SELECTED TEXT:
The picture collage above the sofa helps to tie all the visual elements together to give a warm, lived-in quality to the home.

A seamlessly connected kitchen & dining area

Regency-style HDB Dining SetImage credit: Three Haus Works

One noteworthy element of this Regency-style HDB renovation is how the kitchen and dining room are connected to each other. Whilst there is definitely a partition separating the two, it is all done in black-framed glass so as to make the overall area seem more spacious, and help create a sense of interconnectedness between the two rooms.

The marble slab dining table adds elegance in its simplicity, with its clean-cut lines and faint grey veins running through the white stone.

Regency-style HDB Dining Set CloseupImage credit: Three Haus Works

Although contemporary in design, the chairs and light fixtures both tie in with the clean lines and colours that lend regality to the overall look, allowing the strong green walls to anchor the design. Both feature elements of polished metal that add a touch of refinement to the setting.

Regency-style HDB Blue WardrobeImage credit: Three Haus Works

In the kitchen, they went with a bold, Prussian blue, a striking contrast to the greens in the rest of the house, with ornate touches of gold in the flower-shaped handles on the panelled cabinets.

The use of marble, such as against the backsplash and on the countertops, provides that connectivity between the dining and kitchen spaces; the running use of white connects the kitchen to the rest of the rest of the home as well. 

Here in the kitchen, there’s a small accent wall of circular pattern tiles, creating a pleasant contrast to the otherwise sleek and minimalist visuals, and almost seems to be a subtle nod to the black-and-white homes of colonial Singapore.

Potter-worthy reading nook in the dressing room

Regency-style HDB Reading NookImage credit: Three Haus Works

In a way not unlike the Slytherin-inspired HDB flat we featured a while ago, the dressing room-slash-library almost looks almost like a dorm room in an upper-class British boarding school. The white of the common areas is abandoned in favour of painting the entire room dark green for a more intimate, decidedly erudite feel.

Simply dripping with academia aesthetic, gold is employed more extensively here in the form of a framed mirror, handles for the drawers, the light fixtures and even the warm lighting they give off. Black, on the other hand, lends gravitas to the cosy space.

A calming, restful blue bedroom with an opulent en-suite

Regency-style HDB BedroomImage credit: Three Haus Works

This bedroom breaks away from the dramatic, darker colours found in the rest of the home, instead opting for calming, yet no less bold, Bahama blue that’s calmer. The birchwood headboard helps visually separate the bed from the walls, and also creates a homely, down-to-earth sense of comfort that’s conducive for rest.

Regency-style HDB Bedroom side viewThe panelling on the headboard, shaker cabinets and coved ceiling all help to keep it in line with the overall design theme.
Image credit: Three Haus Works

Again, this room subscribes to Regency-style decoration principles, with large swathes of white preventing the blue from overpowering the space, and gilded touches in the form of wall-mounted bedside lamps and door handles.

Regency-style HDB BathroomImage credit: Three Haus Works

The bathroom itself is just as aesthetic, though it goes strong with larger patterned tiles on the floor and lower half of the walls, and black marble on top. The gold-framed mirror here is beautifully juxtaposed against the sea of black marble, instilling a sense of opulence to this WC that’s then dialled down by the simpler, country-style vanity stand.

An $80K modern Regency-style BTO renovation

One of the fascinating aspects of period design styles is the versatility they have, from stunning maximalism that covers the home with marble and detail to going for a more subtle route and capturing the understated style of colonial chic in a HDB. For Three Haus Works, being bold is always fun and welcome, so long as you strike a balance between fashion and timelessness.

Perhaps you too can afford to look into adding wainscotting and other aspects of this design theme when you go about your next home renovation.

RECORDS:
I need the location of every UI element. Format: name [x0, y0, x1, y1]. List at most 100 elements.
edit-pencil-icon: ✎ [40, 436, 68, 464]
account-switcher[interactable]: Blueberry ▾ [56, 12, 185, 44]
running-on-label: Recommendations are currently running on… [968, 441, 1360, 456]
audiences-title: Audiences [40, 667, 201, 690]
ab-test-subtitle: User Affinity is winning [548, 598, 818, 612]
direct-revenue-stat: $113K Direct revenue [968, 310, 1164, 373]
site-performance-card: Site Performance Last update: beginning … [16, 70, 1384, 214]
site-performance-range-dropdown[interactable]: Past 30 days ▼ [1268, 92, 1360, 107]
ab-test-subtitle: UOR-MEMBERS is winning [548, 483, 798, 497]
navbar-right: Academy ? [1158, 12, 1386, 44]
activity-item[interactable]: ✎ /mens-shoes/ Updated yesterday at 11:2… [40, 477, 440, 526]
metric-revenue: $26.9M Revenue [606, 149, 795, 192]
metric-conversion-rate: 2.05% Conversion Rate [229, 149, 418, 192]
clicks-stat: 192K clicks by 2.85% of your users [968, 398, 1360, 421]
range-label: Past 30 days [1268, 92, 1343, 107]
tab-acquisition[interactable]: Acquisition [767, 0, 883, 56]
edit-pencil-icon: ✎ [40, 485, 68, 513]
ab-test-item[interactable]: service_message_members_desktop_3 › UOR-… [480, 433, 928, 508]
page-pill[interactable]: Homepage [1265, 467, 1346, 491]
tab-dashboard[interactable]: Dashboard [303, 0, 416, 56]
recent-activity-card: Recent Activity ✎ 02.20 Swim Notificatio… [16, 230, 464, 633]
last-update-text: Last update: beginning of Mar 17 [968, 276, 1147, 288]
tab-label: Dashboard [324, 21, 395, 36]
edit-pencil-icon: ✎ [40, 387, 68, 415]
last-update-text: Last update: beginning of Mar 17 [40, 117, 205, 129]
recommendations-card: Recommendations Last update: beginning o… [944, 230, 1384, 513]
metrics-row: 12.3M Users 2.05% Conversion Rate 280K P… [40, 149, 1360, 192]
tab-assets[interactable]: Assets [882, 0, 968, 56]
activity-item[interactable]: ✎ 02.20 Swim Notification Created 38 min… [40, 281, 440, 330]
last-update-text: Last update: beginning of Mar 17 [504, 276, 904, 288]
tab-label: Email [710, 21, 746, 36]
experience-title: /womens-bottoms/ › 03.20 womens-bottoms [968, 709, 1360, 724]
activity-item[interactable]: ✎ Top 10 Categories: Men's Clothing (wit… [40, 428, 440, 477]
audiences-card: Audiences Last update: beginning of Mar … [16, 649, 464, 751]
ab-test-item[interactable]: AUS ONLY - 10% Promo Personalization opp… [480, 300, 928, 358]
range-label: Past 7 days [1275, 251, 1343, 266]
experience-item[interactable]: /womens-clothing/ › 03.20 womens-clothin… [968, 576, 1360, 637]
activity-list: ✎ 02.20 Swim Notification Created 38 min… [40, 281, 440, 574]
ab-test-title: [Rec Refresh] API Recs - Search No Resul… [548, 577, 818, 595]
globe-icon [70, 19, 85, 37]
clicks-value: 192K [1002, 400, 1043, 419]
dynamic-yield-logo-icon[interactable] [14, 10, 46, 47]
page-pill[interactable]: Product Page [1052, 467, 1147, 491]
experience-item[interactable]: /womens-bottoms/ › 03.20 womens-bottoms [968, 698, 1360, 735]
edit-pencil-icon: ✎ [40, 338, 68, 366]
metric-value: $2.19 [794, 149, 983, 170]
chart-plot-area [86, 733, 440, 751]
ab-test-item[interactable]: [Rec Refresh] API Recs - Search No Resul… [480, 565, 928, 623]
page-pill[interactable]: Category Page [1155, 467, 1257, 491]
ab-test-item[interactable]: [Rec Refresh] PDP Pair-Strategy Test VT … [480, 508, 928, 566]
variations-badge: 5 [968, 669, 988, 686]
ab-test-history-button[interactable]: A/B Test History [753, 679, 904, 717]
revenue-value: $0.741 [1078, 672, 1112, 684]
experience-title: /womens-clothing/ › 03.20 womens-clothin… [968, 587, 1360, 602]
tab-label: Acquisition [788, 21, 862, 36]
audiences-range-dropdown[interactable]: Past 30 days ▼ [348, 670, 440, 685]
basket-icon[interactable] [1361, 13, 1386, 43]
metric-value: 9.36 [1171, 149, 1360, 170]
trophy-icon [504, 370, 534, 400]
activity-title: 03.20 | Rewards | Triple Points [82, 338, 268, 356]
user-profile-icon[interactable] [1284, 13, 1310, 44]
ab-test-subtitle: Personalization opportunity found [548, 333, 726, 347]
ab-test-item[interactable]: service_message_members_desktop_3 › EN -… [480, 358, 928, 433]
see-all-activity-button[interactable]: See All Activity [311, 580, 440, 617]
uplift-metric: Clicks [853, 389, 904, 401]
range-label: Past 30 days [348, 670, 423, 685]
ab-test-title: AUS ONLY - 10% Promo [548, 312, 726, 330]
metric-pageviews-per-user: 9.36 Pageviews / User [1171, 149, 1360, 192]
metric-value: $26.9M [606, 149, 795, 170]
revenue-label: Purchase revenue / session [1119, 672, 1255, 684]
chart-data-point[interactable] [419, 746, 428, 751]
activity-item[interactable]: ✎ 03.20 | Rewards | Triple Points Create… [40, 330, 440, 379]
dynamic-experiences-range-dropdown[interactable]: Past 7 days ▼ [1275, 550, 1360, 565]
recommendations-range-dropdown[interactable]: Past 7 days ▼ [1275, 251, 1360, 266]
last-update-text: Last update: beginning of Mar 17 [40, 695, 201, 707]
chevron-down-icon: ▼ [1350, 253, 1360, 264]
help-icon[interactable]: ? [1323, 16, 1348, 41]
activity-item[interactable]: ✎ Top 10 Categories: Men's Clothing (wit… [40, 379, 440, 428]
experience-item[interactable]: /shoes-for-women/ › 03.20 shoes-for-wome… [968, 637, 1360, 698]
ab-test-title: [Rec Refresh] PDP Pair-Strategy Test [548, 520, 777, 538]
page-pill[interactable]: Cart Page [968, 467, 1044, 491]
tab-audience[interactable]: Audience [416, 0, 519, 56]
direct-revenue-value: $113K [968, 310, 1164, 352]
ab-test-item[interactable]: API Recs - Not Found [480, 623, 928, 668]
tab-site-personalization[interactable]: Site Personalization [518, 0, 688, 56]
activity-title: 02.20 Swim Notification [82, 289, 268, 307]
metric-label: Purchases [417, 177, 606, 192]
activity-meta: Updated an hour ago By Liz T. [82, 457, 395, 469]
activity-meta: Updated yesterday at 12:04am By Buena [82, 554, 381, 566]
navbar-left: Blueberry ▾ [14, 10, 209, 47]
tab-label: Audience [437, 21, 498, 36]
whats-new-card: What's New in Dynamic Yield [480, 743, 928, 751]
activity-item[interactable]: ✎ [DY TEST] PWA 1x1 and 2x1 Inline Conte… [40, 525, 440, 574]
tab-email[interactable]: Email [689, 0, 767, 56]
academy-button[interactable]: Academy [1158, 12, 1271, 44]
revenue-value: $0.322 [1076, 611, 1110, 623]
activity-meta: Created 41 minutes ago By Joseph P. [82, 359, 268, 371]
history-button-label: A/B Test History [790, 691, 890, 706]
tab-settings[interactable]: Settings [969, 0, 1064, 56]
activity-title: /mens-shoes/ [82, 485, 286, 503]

EXERCISE GOAL: Repeat the part of the renovation article that starts with "The marble slab" and ends with "the panelled cabinets.", word for word. The listing isn't needed for any of this.

EXPECTED ANSWER:
The marble slab dining table adds elegance in its simplicity, with its clean-cut lines and faint grey veins running through the white stone.

Regency-style HDB Dining Set CloseupImage credit: Three Haus Works

Although contemporary in design, the chairs and light fixtures both tie in with the clean lines and colours that lend regality to the overall look, allowing the strong green walls to anchor the design. Both feature elements of polished metal that add a touch of refinement to the setting.

Regency-style HDB Blue WardrobeImage credit: Three Haus Works

In the kitchen, they went with a bold, Prussian blue, a striking contrast to the greens in the rest of the house, with ornate touches of gold in the flower-shaped handles on the panelled cabinets.